Entries from a visual dataset
════════════════════

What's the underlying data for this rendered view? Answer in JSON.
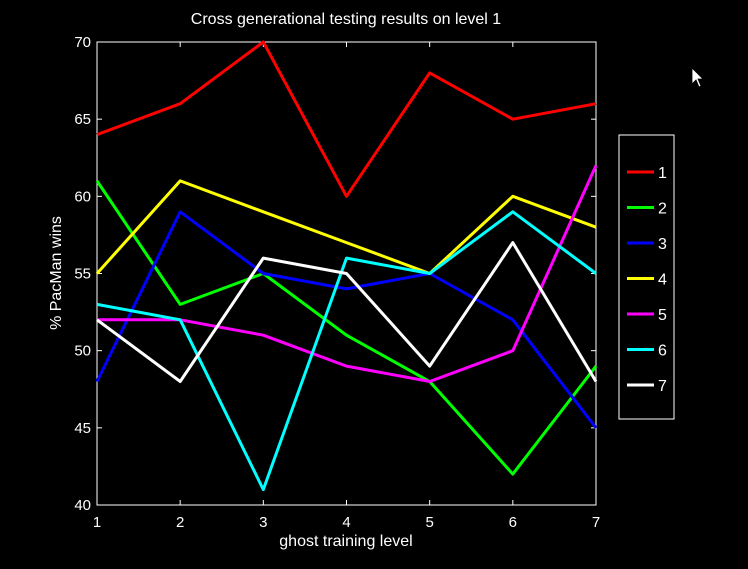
{
  "chart_data": {
    "type": "line",
    "title": "Cross generational testing results on level 1",
    "xlabel": "ghost training level",
    "ylabel": "% PacMan wins",
    "x": [
      1,
      2,
      3,
      4,
      5,
      6,
      7
    ],
    "xlim": [
      1,
      7
    ],
    "ylim": [
      40,
      70
    ],
    "xticks": [
      "1",
      "2",
      "3",
      "4",
      "5",
      "6",
      "7"
    ],
    "yticks": [
      "40",
      "45",
      "50",
      "55",
      "60",
      "65",
      "70"
    ],
    "grid": false,
    "legend_position": "right",
    "series": [
      {
        "name": "1",
        "color": "#ff0000",
        "values": [
          64,
          66,
          70,
          60,
          68,
          65,
          66
        ]
      },
      {
        "name": "2",
        "color": "#00ff00",
        "values": [
          61,
          53,
          55,
          51,
          48,
          42,
          49
        ]
      },
      {
        "name": "3",
        "color": "#0000ff",
        "values": [
          48,
          59,
          55,
          54,
          55,
          52,
          45
        ]
      },
      {
        "name": "4",
        "color": "#ffff00",
        "values": [
          55,
          61,
          59,
          57,
          55,
          60,
          58
        ]
      },
      {
        "name": "5",
        "color": "#ff00ff",
        "values": [
          52,
          52,
          51,
          49,
          48,
          50,
          62
        ]
      },
      {
        "name": "6",
        "color": "#00ffff",
        "values": [
          53,
          52,
          41,
          56,
          55,
          59,
          55
        ]
      },
      {
        "name": "7",
        "color": "#ffffff",
        "values": [
          52,
          48,
          56,
          55,
          49,
          57,
          48
        ]
      }
    ]
  }
}
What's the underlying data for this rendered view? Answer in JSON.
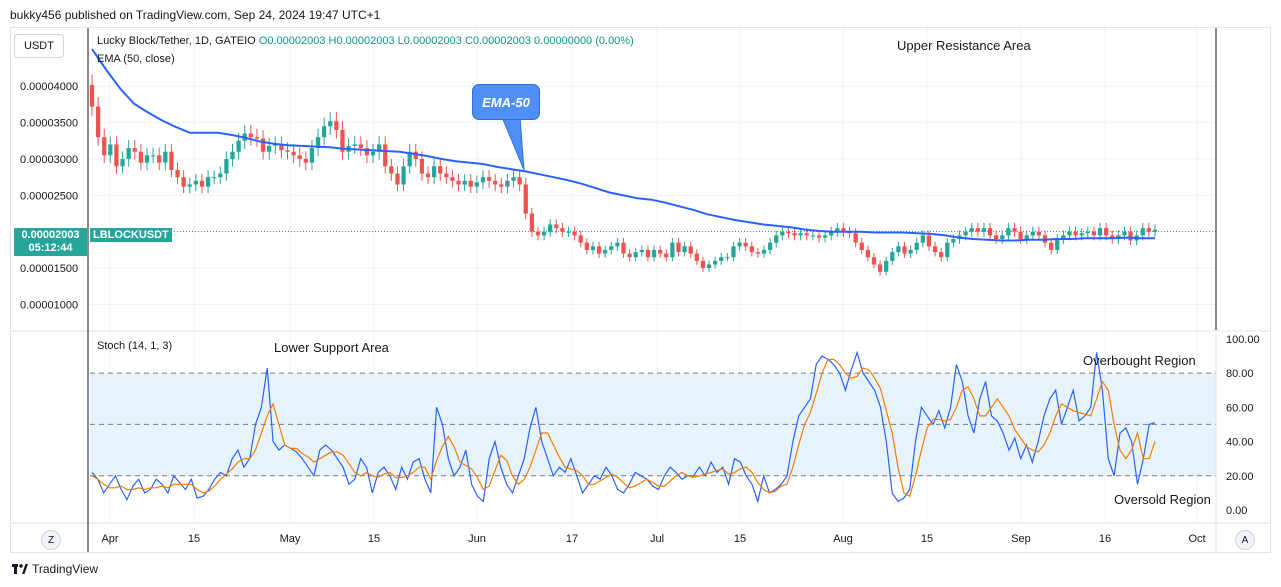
{
  "header": {
    "text": "bukky456 published on TradingView.com, Sep 24, 2024 19:47 UTC+1"
  },
  "footer": {
    "brand": "TradingView"
  },
  "currency_button": "USDT",
  "legend": {
    "symbol": "Lucky Block/Tether, 1D, GATEIO",
    "ohlc": "O0.00002003 H0.00002003 L0.00002003 C0.00002003 0.00000000 (0.00%)",
    "ema": "EMA (50, close)"
  },
  "price_tag": {
    "price": "0.00002003",
    "countdown": "05:12:44",
    "symbol": "LBLOCKUSDT"
  },
  "stoch_label": "Stoch (14, 1, 3)",
  "annotations": {
    "upper_resistance": "Upper Resistance Area",
    "lower_support": "Lower Support Area",
    "overbought": "Overbought Region",
    "oversold": "Oversold Region",
    "ema_callout": "EMA-50"
  },
  "buttons": {
    "z": "Z",
    "a": "A"
  },
  "colors": {
    "up": "#26a69a",
    "down": "#ef5350",
    "ema": "#2962ff",
    "k": "#2962ff",
    "d": "#f57c00",
    "band": "#e3f2fd"
  },
  "chart_data": [
    {
      "type": "candlestick",
      "title": "Lucky Block/Tether, 1D, GATEIO",
      "y_tick_labels": [
        "0.00001000",
        "0.00001500",
        "0.00002500",
        "0.00003000",
        "0.00003500",
        "0.00004000"
      ],
      "x_tick_labels": [
        "Apr",
        "15",
        "May",
        "15",
        "Jun",
        "17",
        "Jul",
        "15",
        "Aug",
        "15",
        "Sep",
        "16",
        "Oct"
      ],
      "ylim": [
        6.5e-06,
        4.8e-05
      ],
      "last_close": 2.003e-05,
      "ema_period": 50,
      "close": [
        3.72e-05,
        3.3e-05,
        3.05e-05,
        3.2e-05,
        2.9e-05,
        3e-05,
        3.15e-05,
        3.1e-05,
        2.95e-05,
        3.05e-05,
        3.05e-05,
        2.95e-05,
        3.1e-05,
        2.85e-05,
        2.75e-05,
        2.62e-05,
        2.65e-05,
        2.7e-05,
        2.62e-05,
        2.75e-05,
        2.75e-05,
        2.8e-05,
        3e-05,
        3.1e-05,
        3.25e-05,
        3.35e-05,
        3.3e-05,
        3.28e-05,
        3.1e-05,
        3.18e-05,
        3.2e-05,
        3.12e-05,
        3.1e-05,
        3.05e-05,
        3e-05,
        2.95e-05,
        3.15e-05,
        3.3e-05,
        3.45e-05,
        3.52e-05,
        3.4e-05,
        3.1e-05,
        3.18e-05,
        3.2e-05,
        3.15e-05,
        3.05e-05,
        3.1e-05,
        3.2e-05,
        2.9e-05,
        2.8e-05,
        2.65e-05,
        2.9e-05,
        3.1e-05,
        3e-05,
        2.8e-05,
        2.75e-05,
        2.9e-05,
        2.8e-05,
        2.75e-05,
        2.7e-05,
        2.65e-05,
        2.7e-05,
        2.62e-05,
        2.68e-05,
        2.75e-05,
        2.7e-05,
        2.65e-05,
        2.62e-05,
        2.7e-05,
        2.75e-05,
        2.65e-05,
        2.25e-05,
        2e-05,
        1.95e-05,
        2e-05,
        2.1e-05,
        2.05e-05,
        2e-05,
        2e-05,
        1.95e-05,
        1.85e-05,
        1.75e-05,
        1.8e-05,
        1.7e-05,
        1.75e-05,
        1.8e-05,
        1.85e-05,
        1.7e-05,
        1.65e-05,
        1.72e-05,
        1.75e-05,
        1.65e-05,
        1.75e-05,
        1.7e-05,
        1.65e-05,
        1.85e-05,
        1.72e-05,
        1.8e-05,
        1.7e-05,
        1.6e-05,
        1.5e-05,
        1.55e-05,
        1.6e-05,
        1.65e-05,
        1.65e-05,
        1.8e-05,
        1.85e-05,
        1.8e-05,
        1.72e-05,
        1.7e-05,
        1.75e-05,
        1.85e-05,
        1.95e-05,
        2e-05,
        1.98e-05,
        1.95e-05,
        1.98e-05,
        1.95e-05,
        1.95e-05,
        1.92e-05,
        1.95e-05,
        2e-05,
        2.05e-05,
        2e-05,
        1.98e-05,
        1.85e-05,
        1.75e-05,
        1.65e-05,
        1.55e-05,
        1.45e-05,
        1.6e-05,
        1.72e-05,
        1.8e-05,
        1.7e-05,
        1.75e-05,
        1.85e-05,
        1.95e-05,
        1.8e-05,
        1.72e-05,
        1.65e-05,
        1.85e-05,
        1.9e-05,
        1.95e-05,
        2e-05,
        2.05e-05,
        2e-05,
        2.05e-05,
        1.95e-05,
        1.9e-05,
        1.95e-05,
        2.05e-05,
        2e-05,
        1.9e-05,
        1.95e-05,
        2e-05,
        1.95e-05,
        1.85e-05,
        1.75e-05,
        1.9e-05,
        1.95e-05,
        2e-05,
        1.95e-05,
        1.98e-05,
        2e-05,
        1.95e-05,
        2.05e-05,
        1.95e-05,
        1.9e-05,
        1.95e-05,
        2e-05,
        1.88e-05,
        1.95e-05,
        2.05e-05,
        2e-05,
        2.03e-05
      ],
      "ema": [
        4.51e-05,
        4.23e-05,
        3.97e-05,
        3.76e-05,
        3.64e-05,
        3.53e-05,
        3.44e-05,
        3.36e-05,
        3.36e-05,
        3.36e-05,
        3.33e-05,
        3.29e-05,
        3.24e-05,
        3.21e-05,
        3.19e-05,
        3.18e-05,
        3.17e-05,
        3.16e-05,
        3.14e-05,
        3.13e-05,
        3.12e-05,
        3.11e-05,
        3.1e-05,
        3.07e-05,
        3.04e-05,
        3e-05,
        2.97e-05,
        2.95e-05,
        2.93e-05,
        2.89e-05,
        2.86e-05,
        2.83e-05,
        2.79e-05,
        2.75e-05,
        2.71e-05,
        2.66e-05,
        2.6e-05,
        2.54e-05,
        2.5e-05,
        2.46e-05,
        2.44e-05,
        2.4e-05,
        2.35e-05,
        2.3e-05,
        2.24e-05,
        2.2e-05,
        2.16e-05,
        2.13e-05,
        2.1e-05,
        2.08e-05,
        2.06e-05,
        2.03e-05,
        2.01e-05,
        2e-05,
        2e-05,
        2e-05,
        1.99e-05,
        1.99e-05,
        1.99e-05,
        1.98e-05,
        1.97e-05,
        1.95e-05,
        1.92e-05,
        1.9e-05,
        1.89e-05,
        1.88e-05,
        1.88e-05,
        1.89e-05,
        1.89e-05,
        1.9e-05,
        1.9e-05,
        1.91e-05,
        1.91e-05,
        1.91e-05,
        1.92e-05,
        1.91e-05,
        1.91e-05
      ]
    },
    {
      "type": "line",
      "title": "Stoch (14, 1, 3)",
      "y_tick_labels": [
        "0.00",
        "20.00",
        "40.00",
        "60.00",
        "80.00",
        "100.00"
      ],
      "ylim": [
        -7,
        104
      ],
      "overbought_line": 80,
      "mid_line": 50,
      "oversold_line": 20,
      "series": [
        {
          "values": [
            22,
            18,
            10,
            15,
            20,
            12,
            6,
            14,
            18,
            10,
            12,
            18,
            15,
            10,
            20,
            16,
            12,
            18,
            7,
            8,
            12,
            18,
            22,
            20,
            30,
            35,
            25,
            30,
            50,
            60,
            83,
            40,
            35,
            38,
            36,
            34,
            30,
            25,
            20,
            35,
            38,
            35,
            30,
            25,
            15,
            18,
            30,
            25,
            10,
            22,
            25,
            20,
            12,
            25,
            18,
            28,
            30,
            18,
            10,
            60,
            50,
            30,
            20,
            25,
            35,
            15,
            8,
            5,
            30,
            40,
            25,
            15,
            10,
            20,
            30,
            48,
            60,
            40,
            30,
            20,
            25,
            22,
            30,
            20,
            10,
            15,
            20,
            18,
            25,
            20,
            12,
            10,
            15,
            22,
            20,
            18,
            14,
            12,
            20,
            25,
            22,
            18,
            20,
            20,
            25,
            20,
            28,
            22,
            25,
            15,
            30,
            28,
            20,
            15,
            5,
            20,
            10,
            12,
            15,
            20,
            40,
            55,
            60,
            65,
            85,
            90,
            88,
            85,
            80,
            70,
            82,
            92,
            80,
            75,
            70,
            60,
            40,
            10,
            5,
            7,
            12,
            40,
            60,
            55,
            50,
            58,
            48,
            60,
            85,
            75,
            55,
            45,
            65,
            75,
            55,
            52,
            45,
            35,
            42,
            30,
            38,
            28,
            40,
            55,
            65,
            70,
            50,
            60,
            70,
            52,
            55,
            60,
            92,
            70,
            30,
            20,
            45,
            48,
            40,
            15,
            30,
            50,
            51
          ]
        },
        {
          "values": [
            20,
            18,
            15,
            13,
            13,
            14,
            12,
            12,
            13,
            12,
            13,
            13,
            14,
            13,
            15,
            15,
            15,
            15,
            12,
            10,
            11,
            14,
            18,
            21,
            24,
            28,
            30,
            30,
            35,
            45,
            55,
            62,
            50,
            38,
            36,
            36,
            33,
            31,
            28,
            30,
            32,
            34,
            34,
            32,
            27,
            22,
            20,
            22,
            20,
            19,
            21,
            22,
            19,
            19,
            20,
            22,
            25,
            25,
            18,
            29,
            37,
            43,
            37,
            28,
            26,
            24,
            19,
            12,
            14,
            23,
            32,
            29,
            20,
            15,
            18,
            25,
            35,
            45,
            45,
            38,
            31,
            25,
            24,
            23,
            20,
            15,
            15,
            17,
            19,
            21,
            19,
            16,
            13,
            14,
            16,
            18,
            16,
            14,
            14,
            17,
            20,
            22,
            20,
            19,
            20,
            21,
            22,
            23,
            24,
            21,
            22,
            24,
            25,
            22,
            16,
            12,
            10,
            11,
            14,
            15,
            25,
            38,
            50,
            57,
            68,
            80,
            88,
            88,
            85,
            80,
            77,
            78,
            83,
            82,
            77,
            71,
            58,
            45,
            25,
            10,
            8,
            20,
            35,
            48,
            53,
            53,
            52,
            53,
            60,
            70,
            72,
            65,
            55,
            55,
            60,
            65,
            60,
            55,
            47,
            42,
            37,
            35,
            34,
            38,
            45,
            55,
            62,
            60,
            58,
            57,
            56,
            55,
            65,
            75,
            70,
            50,
            35,
            30,
            35,
            45,
            30,
            30,
            40
          ]
        }
      ]
    }
  ]
}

════════════════════

→ Stated exercise: Every line that holds the word "TradingView" should be extracted.

→ Correct response:
    "text": "bukky456 published on TradingView.com, Sep 24, 2024 19:47 UTC+1"
    "brand": "TradingView"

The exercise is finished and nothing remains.